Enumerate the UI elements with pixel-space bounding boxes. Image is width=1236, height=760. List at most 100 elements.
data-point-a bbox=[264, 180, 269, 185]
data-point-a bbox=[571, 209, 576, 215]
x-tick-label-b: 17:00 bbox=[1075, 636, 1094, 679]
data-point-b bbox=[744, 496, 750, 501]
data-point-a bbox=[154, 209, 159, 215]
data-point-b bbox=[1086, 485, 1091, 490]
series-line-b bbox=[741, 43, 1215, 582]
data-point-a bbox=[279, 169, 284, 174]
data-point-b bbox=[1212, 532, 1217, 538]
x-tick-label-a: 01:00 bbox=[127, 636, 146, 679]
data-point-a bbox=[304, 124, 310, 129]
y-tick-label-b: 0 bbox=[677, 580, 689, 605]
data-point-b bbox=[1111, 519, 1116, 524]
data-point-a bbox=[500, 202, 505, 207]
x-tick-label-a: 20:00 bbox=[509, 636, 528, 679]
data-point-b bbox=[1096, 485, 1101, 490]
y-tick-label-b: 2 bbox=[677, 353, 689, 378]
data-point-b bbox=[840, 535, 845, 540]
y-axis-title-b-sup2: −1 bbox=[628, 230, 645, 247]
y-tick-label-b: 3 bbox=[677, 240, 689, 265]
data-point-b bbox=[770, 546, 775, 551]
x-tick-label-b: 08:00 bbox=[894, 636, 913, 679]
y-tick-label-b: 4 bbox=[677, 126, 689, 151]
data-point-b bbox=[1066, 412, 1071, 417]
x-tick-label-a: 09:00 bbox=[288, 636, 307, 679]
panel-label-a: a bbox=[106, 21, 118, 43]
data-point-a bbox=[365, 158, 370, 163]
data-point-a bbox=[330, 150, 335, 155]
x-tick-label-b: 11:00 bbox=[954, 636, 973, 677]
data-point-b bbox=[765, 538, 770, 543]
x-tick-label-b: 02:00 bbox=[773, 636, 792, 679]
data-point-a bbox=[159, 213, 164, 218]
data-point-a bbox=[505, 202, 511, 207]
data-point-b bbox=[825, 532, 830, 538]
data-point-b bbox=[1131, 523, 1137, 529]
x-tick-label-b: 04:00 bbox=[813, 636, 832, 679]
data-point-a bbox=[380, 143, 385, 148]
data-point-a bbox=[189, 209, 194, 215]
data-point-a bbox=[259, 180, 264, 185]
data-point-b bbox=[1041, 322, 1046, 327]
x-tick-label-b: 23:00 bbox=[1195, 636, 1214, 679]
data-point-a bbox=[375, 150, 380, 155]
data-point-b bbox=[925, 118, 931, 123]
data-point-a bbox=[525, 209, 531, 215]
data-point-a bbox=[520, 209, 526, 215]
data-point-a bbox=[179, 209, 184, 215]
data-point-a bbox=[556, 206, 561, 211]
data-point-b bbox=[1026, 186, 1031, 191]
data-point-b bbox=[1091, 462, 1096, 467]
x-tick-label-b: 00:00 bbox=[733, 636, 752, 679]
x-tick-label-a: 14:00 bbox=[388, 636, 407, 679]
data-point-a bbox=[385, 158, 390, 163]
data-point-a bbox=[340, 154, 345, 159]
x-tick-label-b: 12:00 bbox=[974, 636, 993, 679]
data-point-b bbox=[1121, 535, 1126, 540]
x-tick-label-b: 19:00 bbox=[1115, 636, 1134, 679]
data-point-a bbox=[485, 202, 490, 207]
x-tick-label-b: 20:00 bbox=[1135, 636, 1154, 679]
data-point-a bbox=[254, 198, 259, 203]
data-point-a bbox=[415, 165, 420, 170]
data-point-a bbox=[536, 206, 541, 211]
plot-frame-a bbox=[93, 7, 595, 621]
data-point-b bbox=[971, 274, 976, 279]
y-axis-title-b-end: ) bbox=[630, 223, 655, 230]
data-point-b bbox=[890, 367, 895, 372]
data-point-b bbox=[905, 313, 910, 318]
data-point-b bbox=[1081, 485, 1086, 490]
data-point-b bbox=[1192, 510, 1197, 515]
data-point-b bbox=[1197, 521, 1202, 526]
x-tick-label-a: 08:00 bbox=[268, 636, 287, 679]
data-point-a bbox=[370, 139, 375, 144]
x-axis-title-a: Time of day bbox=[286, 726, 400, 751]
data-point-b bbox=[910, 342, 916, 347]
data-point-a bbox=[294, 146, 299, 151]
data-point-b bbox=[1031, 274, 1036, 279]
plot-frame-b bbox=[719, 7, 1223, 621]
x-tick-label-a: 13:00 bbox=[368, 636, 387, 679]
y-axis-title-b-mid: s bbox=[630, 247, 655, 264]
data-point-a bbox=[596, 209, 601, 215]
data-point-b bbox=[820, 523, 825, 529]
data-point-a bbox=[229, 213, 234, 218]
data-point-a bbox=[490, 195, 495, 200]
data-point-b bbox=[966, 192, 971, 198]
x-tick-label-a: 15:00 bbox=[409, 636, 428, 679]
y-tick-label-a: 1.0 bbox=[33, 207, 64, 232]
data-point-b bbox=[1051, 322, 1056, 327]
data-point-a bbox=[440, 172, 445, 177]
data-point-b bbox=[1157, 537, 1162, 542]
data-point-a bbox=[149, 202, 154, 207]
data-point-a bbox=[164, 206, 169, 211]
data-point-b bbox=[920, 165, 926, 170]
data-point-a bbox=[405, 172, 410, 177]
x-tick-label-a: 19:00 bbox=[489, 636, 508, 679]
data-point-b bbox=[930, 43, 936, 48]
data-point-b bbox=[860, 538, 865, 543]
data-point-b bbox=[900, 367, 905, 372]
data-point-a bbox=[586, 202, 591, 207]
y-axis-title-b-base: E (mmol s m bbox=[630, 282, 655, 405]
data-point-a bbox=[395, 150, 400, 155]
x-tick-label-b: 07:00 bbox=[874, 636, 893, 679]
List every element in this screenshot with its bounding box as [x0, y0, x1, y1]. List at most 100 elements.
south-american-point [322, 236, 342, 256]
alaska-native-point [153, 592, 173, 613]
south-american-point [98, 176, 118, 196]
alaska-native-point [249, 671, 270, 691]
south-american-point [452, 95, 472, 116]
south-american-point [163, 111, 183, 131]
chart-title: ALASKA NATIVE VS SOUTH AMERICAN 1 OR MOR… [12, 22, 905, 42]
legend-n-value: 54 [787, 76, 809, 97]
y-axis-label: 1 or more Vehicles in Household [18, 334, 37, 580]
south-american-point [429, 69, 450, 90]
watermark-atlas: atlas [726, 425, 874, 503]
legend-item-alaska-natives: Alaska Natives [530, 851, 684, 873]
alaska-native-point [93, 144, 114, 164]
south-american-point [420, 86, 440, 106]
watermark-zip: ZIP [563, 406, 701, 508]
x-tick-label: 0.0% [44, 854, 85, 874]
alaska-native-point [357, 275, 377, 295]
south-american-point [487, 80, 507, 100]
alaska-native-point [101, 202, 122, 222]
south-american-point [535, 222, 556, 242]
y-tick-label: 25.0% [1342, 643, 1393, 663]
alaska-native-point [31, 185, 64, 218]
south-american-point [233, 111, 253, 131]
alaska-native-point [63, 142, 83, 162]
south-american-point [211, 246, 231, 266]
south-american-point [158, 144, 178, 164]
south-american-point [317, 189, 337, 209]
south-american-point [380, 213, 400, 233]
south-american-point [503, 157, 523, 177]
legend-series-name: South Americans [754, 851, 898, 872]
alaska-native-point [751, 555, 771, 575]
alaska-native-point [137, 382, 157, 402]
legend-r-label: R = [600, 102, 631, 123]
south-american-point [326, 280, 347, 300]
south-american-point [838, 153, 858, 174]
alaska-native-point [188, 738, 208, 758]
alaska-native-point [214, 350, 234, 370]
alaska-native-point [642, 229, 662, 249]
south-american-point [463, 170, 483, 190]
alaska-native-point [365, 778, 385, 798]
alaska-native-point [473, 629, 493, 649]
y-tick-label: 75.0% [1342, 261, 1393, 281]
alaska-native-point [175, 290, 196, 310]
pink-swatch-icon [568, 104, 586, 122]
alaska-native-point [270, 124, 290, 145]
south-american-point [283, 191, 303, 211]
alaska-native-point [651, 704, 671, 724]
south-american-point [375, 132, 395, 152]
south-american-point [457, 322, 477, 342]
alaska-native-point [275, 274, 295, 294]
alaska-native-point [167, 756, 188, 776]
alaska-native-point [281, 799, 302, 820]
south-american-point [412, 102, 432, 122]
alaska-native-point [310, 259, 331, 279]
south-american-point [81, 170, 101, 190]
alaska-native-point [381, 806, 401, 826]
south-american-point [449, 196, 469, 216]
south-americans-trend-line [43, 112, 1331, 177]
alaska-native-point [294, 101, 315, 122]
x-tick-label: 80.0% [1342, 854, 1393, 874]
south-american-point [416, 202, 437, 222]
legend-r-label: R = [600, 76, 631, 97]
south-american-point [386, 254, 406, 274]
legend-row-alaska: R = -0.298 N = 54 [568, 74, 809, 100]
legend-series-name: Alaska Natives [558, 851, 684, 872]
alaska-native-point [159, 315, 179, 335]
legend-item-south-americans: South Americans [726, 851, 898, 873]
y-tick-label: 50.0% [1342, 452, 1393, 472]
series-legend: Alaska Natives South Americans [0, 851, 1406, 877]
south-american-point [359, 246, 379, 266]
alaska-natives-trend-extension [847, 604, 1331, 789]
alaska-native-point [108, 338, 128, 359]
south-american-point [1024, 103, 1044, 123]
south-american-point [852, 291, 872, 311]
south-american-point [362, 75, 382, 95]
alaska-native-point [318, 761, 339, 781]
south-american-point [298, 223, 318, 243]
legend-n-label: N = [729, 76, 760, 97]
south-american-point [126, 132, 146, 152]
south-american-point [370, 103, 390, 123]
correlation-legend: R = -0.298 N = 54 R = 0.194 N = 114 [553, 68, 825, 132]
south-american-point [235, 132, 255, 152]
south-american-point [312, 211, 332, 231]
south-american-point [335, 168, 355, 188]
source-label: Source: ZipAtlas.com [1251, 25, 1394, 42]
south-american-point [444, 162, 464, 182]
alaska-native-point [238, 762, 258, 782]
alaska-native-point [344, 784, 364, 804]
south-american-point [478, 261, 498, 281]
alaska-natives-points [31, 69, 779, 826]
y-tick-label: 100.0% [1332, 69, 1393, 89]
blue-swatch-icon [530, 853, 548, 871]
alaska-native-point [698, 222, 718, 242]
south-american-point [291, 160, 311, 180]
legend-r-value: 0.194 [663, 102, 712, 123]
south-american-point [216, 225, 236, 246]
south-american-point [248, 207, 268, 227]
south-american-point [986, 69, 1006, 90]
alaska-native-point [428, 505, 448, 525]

════

# Instruction:
Quote the listing above word for word, from its first line through the line containing "data-point-a bbox=[520, 209, 526, 215]", with both of those lines included.

# Full answer:
Enumerate the UI elements with pixel-space bounding boxes. Image is width=1236, height=760. List at most 100 elements.
data-point-a bbox=[264, 180, 269, 185]
data-point-a bbox=[571, 209, 576, 215]
x-tick-label-b: 17:00 bbox=[1075, 636, 1094, 679]
data-point-b bbox=[744, 496, 750, 501]
data-point-a bbox=[154, 209, 159, 215]
data-point-b bbox=[1086, 485, 1091, 490]
series-line-b bbox=[741, 43, 1215, 582]
data-point-a bbox=[279, 169, 284, 174]
data-point-b bbox=[1212, 532, 1217, 538]
x-tick-label-a: 01:00 bbox=[127, 636, 146, 679]
data-point-a bbox=[304, 124, 310, 129]
y-tick-label-b: 0 bbox=[677, 580, 689, 605]
data-point-b bbox=[1111, 519, 1116, 524]
data-point-a bbox=[500, 202, 505, 207]
x-tick-label-a: 20:00 bbox=[509, 636, 528, 679]
data-point-b bbox=[1096, 485, 1101, 490]
y-tick-label-b: 2 bbox=[677, 353, 689, 378]
data-point-b bbox=[840, 535, 845, 540]
y-axis-title-b-sup2: −1 bbox=[628, 230, 645, 247]
y-tick-label-b: 3 bbox=[677, 240, 689, 265]
data-point-b bbox=[770, 546, 775, 551]
x-tick-label-b: 08:00 bbox=[894, 636, 913, 679]
y-tick-label-b: 4 bbox=[677, 126, 689, 151]
data-point-b bbox=[1066, 412, 1071, 417]
x-tick-label-a: 09:00 bbox=[288, 636, 307, 679]
panel-label-a: a bbox=[106, 21, 118, 43]
data-point-a bbox=[365, 158, 370, 163]
data-point-a bbox=[330, 150, 335, 155]
x-tick-label-b: 11:00 bbox=[954, 636, 973, 677]
data-point-b bbox=[765, 538, 770, 543]
x-tick-label-b: 02:00 bbox=[773, 636, 792, 679]
data-point-a bbox=[159, 213, 164, 218]
data-point-a bbox=[505, 202, 511, 207]
data-point-b bbox=[825, 532, 830, 538]
data-point-b bbox=[1131, 523, 1137, 529]
x-tick-label-b: 04:00 bbox=[813, 636, 832, 679]
data-point-a bbox=[380, 143, 385, 148]
data-point-a bbox=[189, 209, 194, 215]
data-point-a bbox=[259, 180, 264, 185]
data-point-b bbox=[1041, 322, 1046, 327]
x-tick-label-b: 23:00 bbox=[1195, 636, 1214, 679]
data-point-a bbox=[375, 150, 380, 155]
data-point-b bbox=[925, 118, 931, 123]
data-point-a bbox=[525, 209, 531, 215]
data-point-a bbox=[520, 209, 526, 215]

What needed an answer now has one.